• **Goal**
Repeat the listing below in full, exactly as it stands.

• **Entries supplied**
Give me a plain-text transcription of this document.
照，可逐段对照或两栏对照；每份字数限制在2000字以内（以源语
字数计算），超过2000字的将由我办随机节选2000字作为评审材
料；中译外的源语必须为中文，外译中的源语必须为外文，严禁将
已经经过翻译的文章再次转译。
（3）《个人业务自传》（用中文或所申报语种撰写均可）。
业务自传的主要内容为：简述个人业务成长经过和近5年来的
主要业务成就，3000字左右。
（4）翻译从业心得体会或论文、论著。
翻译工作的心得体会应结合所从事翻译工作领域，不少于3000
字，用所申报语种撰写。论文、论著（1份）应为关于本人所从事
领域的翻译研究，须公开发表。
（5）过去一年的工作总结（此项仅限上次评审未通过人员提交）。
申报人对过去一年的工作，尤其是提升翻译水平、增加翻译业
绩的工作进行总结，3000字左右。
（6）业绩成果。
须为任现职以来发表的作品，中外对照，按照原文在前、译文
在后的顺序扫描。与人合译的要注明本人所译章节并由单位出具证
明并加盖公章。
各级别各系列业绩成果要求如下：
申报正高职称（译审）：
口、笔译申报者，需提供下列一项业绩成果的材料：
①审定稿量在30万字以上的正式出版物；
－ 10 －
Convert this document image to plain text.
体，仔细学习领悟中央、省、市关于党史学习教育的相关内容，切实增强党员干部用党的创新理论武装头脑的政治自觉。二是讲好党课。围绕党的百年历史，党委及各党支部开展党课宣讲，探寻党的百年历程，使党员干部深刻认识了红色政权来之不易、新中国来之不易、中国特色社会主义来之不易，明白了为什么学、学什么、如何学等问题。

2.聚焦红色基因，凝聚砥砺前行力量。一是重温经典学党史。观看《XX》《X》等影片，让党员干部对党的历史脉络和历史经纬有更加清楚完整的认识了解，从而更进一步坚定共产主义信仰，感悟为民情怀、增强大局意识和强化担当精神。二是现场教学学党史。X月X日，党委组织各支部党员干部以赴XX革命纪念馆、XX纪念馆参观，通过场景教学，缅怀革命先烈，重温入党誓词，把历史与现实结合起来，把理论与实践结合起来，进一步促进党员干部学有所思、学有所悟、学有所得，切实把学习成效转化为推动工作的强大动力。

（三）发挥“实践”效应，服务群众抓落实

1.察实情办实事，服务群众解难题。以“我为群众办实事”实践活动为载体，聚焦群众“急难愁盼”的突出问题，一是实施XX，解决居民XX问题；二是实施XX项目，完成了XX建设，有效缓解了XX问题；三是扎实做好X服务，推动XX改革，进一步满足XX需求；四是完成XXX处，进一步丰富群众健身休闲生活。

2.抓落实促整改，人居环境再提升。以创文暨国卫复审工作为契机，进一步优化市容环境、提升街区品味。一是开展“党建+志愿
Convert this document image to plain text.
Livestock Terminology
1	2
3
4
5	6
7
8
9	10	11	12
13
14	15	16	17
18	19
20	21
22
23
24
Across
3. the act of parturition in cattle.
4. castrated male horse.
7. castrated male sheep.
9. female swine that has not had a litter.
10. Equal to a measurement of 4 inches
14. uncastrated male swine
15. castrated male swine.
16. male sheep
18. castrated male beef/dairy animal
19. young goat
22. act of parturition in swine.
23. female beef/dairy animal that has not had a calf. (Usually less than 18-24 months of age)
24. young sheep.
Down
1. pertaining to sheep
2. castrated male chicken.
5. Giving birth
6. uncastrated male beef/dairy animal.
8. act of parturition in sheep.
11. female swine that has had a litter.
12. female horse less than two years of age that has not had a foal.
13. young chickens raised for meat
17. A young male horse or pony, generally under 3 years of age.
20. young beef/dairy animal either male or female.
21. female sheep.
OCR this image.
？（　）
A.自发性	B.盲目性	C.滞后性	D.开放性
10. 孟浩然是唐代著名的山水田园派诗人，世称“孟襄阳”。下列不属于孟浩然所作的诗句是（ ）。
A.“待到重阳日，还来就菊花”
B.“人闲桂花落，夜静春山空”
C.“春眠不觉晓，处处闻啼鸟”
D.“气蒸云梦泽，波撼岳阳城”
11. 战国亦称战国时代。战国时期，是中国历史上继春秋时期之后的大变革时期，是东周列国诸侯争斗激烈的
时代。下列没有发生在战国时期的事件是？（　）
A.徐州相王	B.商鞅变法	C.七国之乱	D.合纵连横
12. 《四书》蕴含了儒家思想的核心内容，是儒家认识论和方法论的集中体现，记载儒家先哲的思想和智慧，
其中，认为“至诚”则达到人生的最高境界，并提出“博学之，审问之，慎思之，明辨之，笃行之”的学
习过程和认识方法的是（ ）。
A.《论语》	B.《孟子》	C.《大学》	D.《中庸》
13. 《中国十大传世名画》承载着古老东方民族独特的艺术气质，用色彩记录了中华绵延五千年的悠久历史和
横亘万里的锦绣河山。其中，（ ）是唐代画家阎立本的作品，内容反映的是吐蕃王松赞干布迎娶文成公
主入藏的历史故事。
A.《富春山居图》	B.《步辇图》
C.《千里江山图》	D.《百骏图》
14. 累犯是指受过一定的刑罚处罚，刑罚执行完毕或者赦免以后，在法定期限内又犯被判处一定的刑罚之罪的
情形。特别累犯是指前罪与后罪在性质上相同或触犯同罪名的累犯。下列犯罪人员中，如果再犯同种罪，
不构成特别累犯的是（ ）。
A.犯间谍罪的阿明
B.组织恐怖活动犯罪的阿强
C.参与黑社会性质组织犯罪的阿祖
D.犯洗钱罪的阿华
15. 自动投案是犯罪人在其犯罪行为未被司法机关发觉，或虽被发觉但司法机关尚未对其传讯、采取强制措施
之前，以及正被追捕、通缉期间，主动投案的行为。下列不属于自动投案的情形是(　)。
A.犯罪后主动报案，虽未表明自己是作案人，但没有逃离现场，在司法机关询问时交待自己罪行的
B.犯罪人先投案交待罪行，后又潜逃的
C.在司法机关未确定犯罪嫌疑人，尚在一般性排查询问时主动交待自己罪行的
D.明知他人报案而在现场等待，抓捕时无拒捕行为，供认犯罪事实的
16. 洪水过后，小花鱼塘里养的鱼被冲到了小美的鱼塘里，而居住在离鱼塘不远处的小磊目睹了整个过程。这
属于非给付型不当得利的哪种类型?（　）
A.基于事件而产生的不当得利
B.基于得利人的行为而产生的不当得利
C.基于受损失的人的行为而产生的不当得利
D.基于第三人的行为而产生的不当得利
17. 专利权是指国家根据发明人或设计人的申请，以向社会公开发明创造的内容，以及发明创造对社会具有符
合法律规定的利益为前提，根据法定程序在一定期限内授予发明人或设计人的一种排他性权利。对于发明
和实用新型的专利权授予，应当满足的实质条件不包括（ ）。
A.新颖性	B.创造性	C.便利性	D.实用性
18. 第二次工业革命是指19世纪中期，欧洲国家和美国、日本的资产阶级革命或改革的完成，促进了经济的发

• **Task solution**
Give me a plain-text transcription of this document.
照，可逐段对照或两栏对照；每份字数限制在2000字以内（以源语
字数计算），超过2000字的将由我办随机节选2000字作为评审材
料；中译外的源语必须为中文，外译中的源语必须为外文，严禁将
已经经过翻译的文章再次转译。
（3）《个人业务自传》（用中文或所申报语种撰写均可）。
业务自传的主要内容为：简述个人业务成长经过和近5年来的
主要业务成就，3000字左右。
（4）翻译从业心得体会或论文、论著。
翻译工作的心得体会应结合所从事翻译工作领域，不少于3000
字，用所申报语种撰写。论文、论著（1份）应为关于本人所从事
领域的翻译研究，须公开发表。
（5）过去一年的工作总结（此项仅限上次评审未通过人员提交）。
申报人对过去一年的工作，尤其是提升翻译水平、增加翻译业
绩的工作进行总结，3000字左右。
（6）业绩成果。
须为任现职以来发表的作品，中外对照，按照原文在前、译文
在后的顺序扫描。与人合译的要注明本人所译章节并由单位出具证
明并加盖公章。
各级别各系列业绩成果要求如下：
申报正高职称（译审）：
口、笔译申报者，需提供下列一项业绩成果的材料：
①审定稿量在30万字以上的正式出版物；
－ 10 －
Convert this document image to plain text.
体，仔细学习领悟中央、省、市关于党史学习教育的相关内容，切实增强党员干部用党的创新理论武装头脑的政治自觉。二是讲好党课。围绕党的百年历史，党委及各党支部开展党课宣讲，探寻党的百年历程，使党员干部深刻认识了红色政权来之不易、新中国来之不易、中国特色社会主义来之不易，明白了为什么学、学什么、如何学等问题。

2.聚焦红色基因，凝聚砥砺前行力量。一是重温经典学党史。观看《XX》《X》等影片，让党员干部对党的历史脉络和历史经纬有更加清楚完整的认识了解，从而更进一步坚定共产主义信仰，感悟为民情怀、增强大局意识和强化担当精神。二是现场教学学党史。X月X日，党委组织各支部党员干部以赴XX革命纪念馆、XX纪念馆参观，通过场景教学，缅怀革命先烈，重温入党誓词，把历史与现实结合起来，把理论与实践结合起来，进一步促进党员干部学有所思、学有所悟、学有所得，切实把学习成效转化为推动工作的强大动力。

（三）发挥“实践”效应，服务群众抓落实

1.察实情办实事，服务群众解难题。以“我为群众办实事”实践活动为载体，聚焦群众“急难愁盼”的突出问题，一是实施XX，解决居民XX问题；二是实施XX项目，完成了XX建设，有效缓解了XX问题；三是扎实做好X服务，推动XX改革，进一步满足XX需求；四是完成XXX处，进一步丰富群众健身休闲生活。

2.抓落实促整改，人居环境再提升。以创文暨国卫复审工作为契机，进一步优化市容环境、提升街区品味。一是开展“党建+志愿
Convert this document image to plain text.
Livestock Terminology
1	2
3
4
5	6
7
8
9	10	11	12
13
14	15	16	17
18	19
20	21
22
23
24
Across
3. the act of parturition in cattle.
4. castrated male horse.
7. castrated male sheep.
9. female swine that has not had a litter.
10. Equal to a measurement of 4 inches
14. uncastrated male swine
15. castrated male swine.
16. male sheep
18. castrated male beef/dairy animal
19. young goat
22. act of parturition in swine.
23. female beef/dairy animal that has not had a calf. (Usually less than 18-24 months of age)
24. young sheep.
Down
1. pertaining to sheep
2. castrated male chicken.
5. Giving birth
6. uncastrated male beef/dairy animal.
8. act of parturition in sheep.
11. female swine that has had a litter.
12. female horse less than two years of age that has not had a foal.
13. young chickens raised for meat
17. A young male horse or pony, generally under 3 years of age.
20. young beef/dairy animal either male or female.
21. female sheep.
OCR this image.
？（　）
A.自发性	B.盲目性	C.滞后性	D.开放性
10. 孟浩然是唐代著名的山水田园派诗人，世称“孟襄阳”。下列不属于孟浩然所作的诗句是（ ）。
A.“待到重阳日，还来就菊花”
B.“人闲桂花落，夜静春山空”
C.“春眠不觉晓，处处闻啼鸟”
D.“气蒸云梦泽，波撼岳阳城”
11. 战国亦称战国时代。战国时期，是中国历史上继春秋时期之后的大变革时期，是东周列国诸侯争斗激烈的
时代。下列没有发生在战国时期的事件是？（　）
A.徐州相王	B.商鞅变法	C.七国之乱	D.合纵连横
12. 《四书》蕴含了儒家思想的核心内容，是儒家认识论和方法论的集中体现，记载儒家先哲的思想和智慧，
其中，认为“至诚”则达到人生的最高境界，并提出“博学之，审问之，慎思之，明辨之，笃行之”的学
习过程和认识方法的是（ ）。
A.《论语》	B.《孟子》	C.《大学》	D.《中庸》
13. 《中国十大传世名画》承载着古老东方民族独特的艺术气质，用色彩记录了中华绵延五千年的悠久历史和
横亘万里的锦绣河山。其中，（ ）是唐代画家阎立本的作品，内容反映的是吐蕃王松赞干布迎娶文成公
主入藏的历史故事。
A.《富春山居图》	B.《步辇图》
C.《千里江山图》	D.《百骏图》
14. 累犯是指受过一定的刑罚处罚，刑罚执行完毕或者赦免以后，在法定期限内又犯被判处一定的刑罚之罪的
情形。特别累犯是指前罪与后罪在性质上相同或触犯同罪名的累犯。下列犯罪人员中，如果再犯同种罪，
不构成特别累犯的是（ ）。
A.犯间谍罪的阿明
B.组织恐怖活动犯罪的阿强
C.参与黑社会性质组织犯罪的阿祖
D.犯洗钱罪的阿华
15. 自动投案是犯罪人在其犯罪行为未被司法机关发觉，或虽被发觉但司法机关尚未对其传讯、采取强制措施
之前，以及正被追捕、通缉期间，主动投案的行为。下列不属于自动投案的情形是(　)。
A.犯罪后主动报案，虽未表明自己是作案人，但没有逃离现场，在司法机关询问时交待自己罪行的
B.犯罪人先投案交待罪行，后又潜逃的
C.在司法机关未确定犯罪嫌疑人，尚在一般性排查询问时主动交待自己罪行的
D.明知他人报案而在现场等待，抓捕时无拒捕行为，供认犯罪事实的
16. 洪水过后，小花鱼塘里养的鱼被冲到了小美的鱼塘里，而居住在离鱼塘不远处的小磊目睹了整个过程。这
属于非给付型不当得利的哪种类型?（　）
A.基于事件而产生的不当得利
B.基于得利人的行为而产生的不当得利
C.基于受损失的人的行为而产生的不当得利
D.基于第三人的行为而产生的不当得利
17. 专利权是指国家根据发明人或设计人的申请，以向社会公开发明创造的内容，以及发明创造对社会具有符
合法律规定的利益为前提，根据法定程序在一定期限内授予发明人或设计人的一种排他性权利。对于发明
和实用新型的专利权授予，应当满足的实质条件不包括（ ）。
A.新颖性	B.创造性	C.便利性	D.实用性
18. 第二次工业革命是指19世纪中期，欧洲国家和美国、日本的资产阶级革命或改革的完成，促进了经济的发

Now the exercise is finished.